- _Description of the task_:
Reproduce the passage about Blondie Goes Latin, everything from "Blondie Goes Latin, also" down to "and dancing prowess.", and rename "Blondie films" to "Blondie pictures" wherever it occurs.

- _Text extract_:
══════

Blondie Goes Latin, also known as Conga Swing, is a 1941 American comedy film directed by Frank R. Strayer and Robert Sparks and starring Penny Singleton, Arthur Lake, and Larry Simms. It is the eighth of the Blondie films. The film showcases musical numbers of Kirby Grant, Ruth Terry, Tito Guizar, with Arthur Lake displaying his drum skills, Penny Singleton her singing and dancing prowess.

Plot summary
 Mr. Dithers generously invites the three Bumsteads to go with him on an ocean cruise to Latin America and "not think about business."  As they are on the ship ready to leave, a telegram arrives from a buyer anxious to meet very soon to purchase a property the Dithers company has had on sale for a long time.  Because Dithers badly needs to relax from stress, it is decided that just Dagwood alone should return home to meet with the client.  However, before Dagwood can debark, the drummer of the ship's dance band is taken ill, so Dagwood, despite his protests, is recruited to take his place.  He dresses as a woman while drumming, so his family and Dithers won't recognize him.  Meanwhile, a handsome Latin gentleman on board shows Blondie attention and dines with her.  In the end, Dagwood's remaining on the ship turns out to be fortuitous, as the client buying the property is revealed as a con man.

══════

- _Provided records_:
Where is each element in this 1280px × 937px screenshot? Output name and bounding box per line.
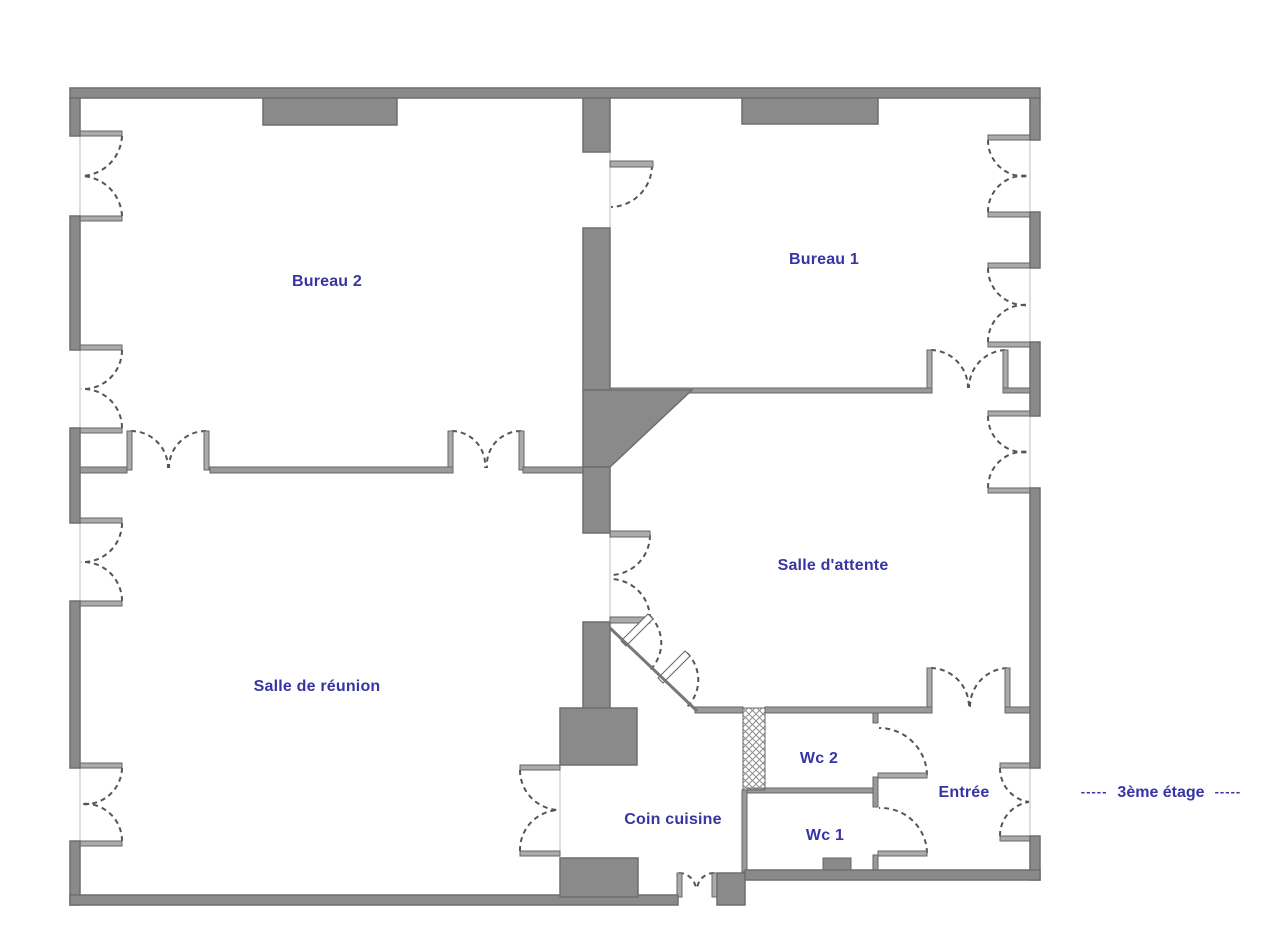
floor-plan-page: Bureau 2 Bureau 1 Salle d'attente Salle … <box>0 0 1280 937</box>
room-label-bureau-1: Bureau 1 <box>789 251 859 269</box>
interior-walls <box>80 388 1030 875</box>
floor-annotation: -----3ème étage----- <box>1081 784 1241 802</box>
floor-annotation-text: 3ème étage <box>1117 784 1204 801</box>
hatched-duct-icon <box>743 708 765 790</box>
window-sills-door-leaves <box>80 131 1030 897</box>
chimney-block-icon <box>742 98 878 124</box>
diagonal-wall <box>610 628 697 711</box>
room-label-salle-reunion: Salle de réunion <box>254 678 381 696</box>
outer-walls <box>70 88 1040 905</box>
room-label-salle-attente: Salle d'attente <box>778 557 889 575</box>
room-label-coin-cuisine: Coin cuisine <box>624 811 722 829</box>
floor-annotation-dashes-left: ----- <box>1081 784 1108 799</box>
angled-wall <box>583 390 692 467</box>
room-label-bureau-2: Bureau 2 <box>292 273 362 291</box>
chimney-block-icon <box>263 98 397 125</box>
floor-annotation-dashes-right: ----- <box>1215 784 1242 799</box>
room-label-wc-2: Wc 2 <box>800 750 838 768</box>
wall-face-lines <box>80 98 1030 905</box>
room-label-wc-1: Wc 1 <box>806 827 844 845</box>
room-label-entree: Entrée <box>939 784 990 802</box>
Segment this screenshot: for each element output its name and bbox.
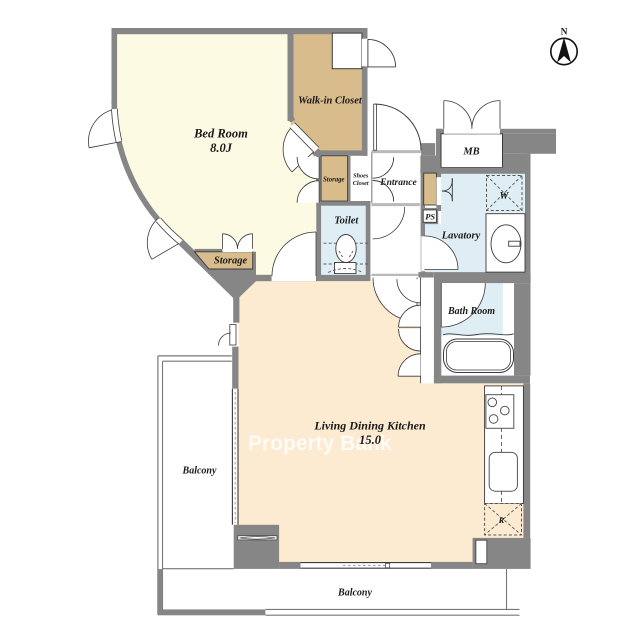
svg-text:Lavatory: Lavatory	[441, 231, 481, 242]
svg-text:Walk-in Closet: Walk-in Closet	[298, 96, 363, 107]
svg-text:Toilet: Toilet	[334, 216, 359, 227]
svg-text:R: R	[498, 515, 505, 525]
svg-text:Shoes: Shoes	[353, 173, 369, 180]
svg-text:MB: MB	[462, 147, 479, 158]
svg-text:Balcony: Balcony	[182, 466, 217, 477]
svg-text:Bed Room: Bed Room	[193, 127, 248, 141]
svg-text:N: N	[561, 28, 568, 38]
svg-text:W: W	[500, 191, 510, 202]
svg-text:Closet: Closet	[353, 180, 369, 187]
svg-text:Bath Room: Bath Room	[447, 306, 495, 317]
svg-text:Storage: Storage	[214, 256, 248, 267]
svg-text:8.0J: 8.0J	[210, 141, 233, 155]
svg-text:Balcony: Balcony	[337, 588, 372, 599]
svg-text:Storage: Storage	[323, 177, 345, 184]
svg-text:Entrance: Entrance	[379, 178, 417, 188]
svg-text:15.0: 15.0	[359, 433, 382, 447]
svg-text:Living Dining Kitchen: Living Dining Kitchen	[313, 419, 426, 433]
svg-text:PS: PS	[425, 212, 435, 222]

══════

- _Exercise output_:
Blondie Goes Latin, also known as Conga Swing, is a 1941 American comedy film directed by Frank R. Strayer and Robert Sparks and starring Penny Singleton, Arthur Lake, and Larry Simms. It is the eighth of the Blondie pictures. The film showcases musical numbers of Kirby Grant, Ruth Terry, Tito Guizar, with Arthur Lake displaying his drum skills, Penny Singleton her singing and dancing prowess.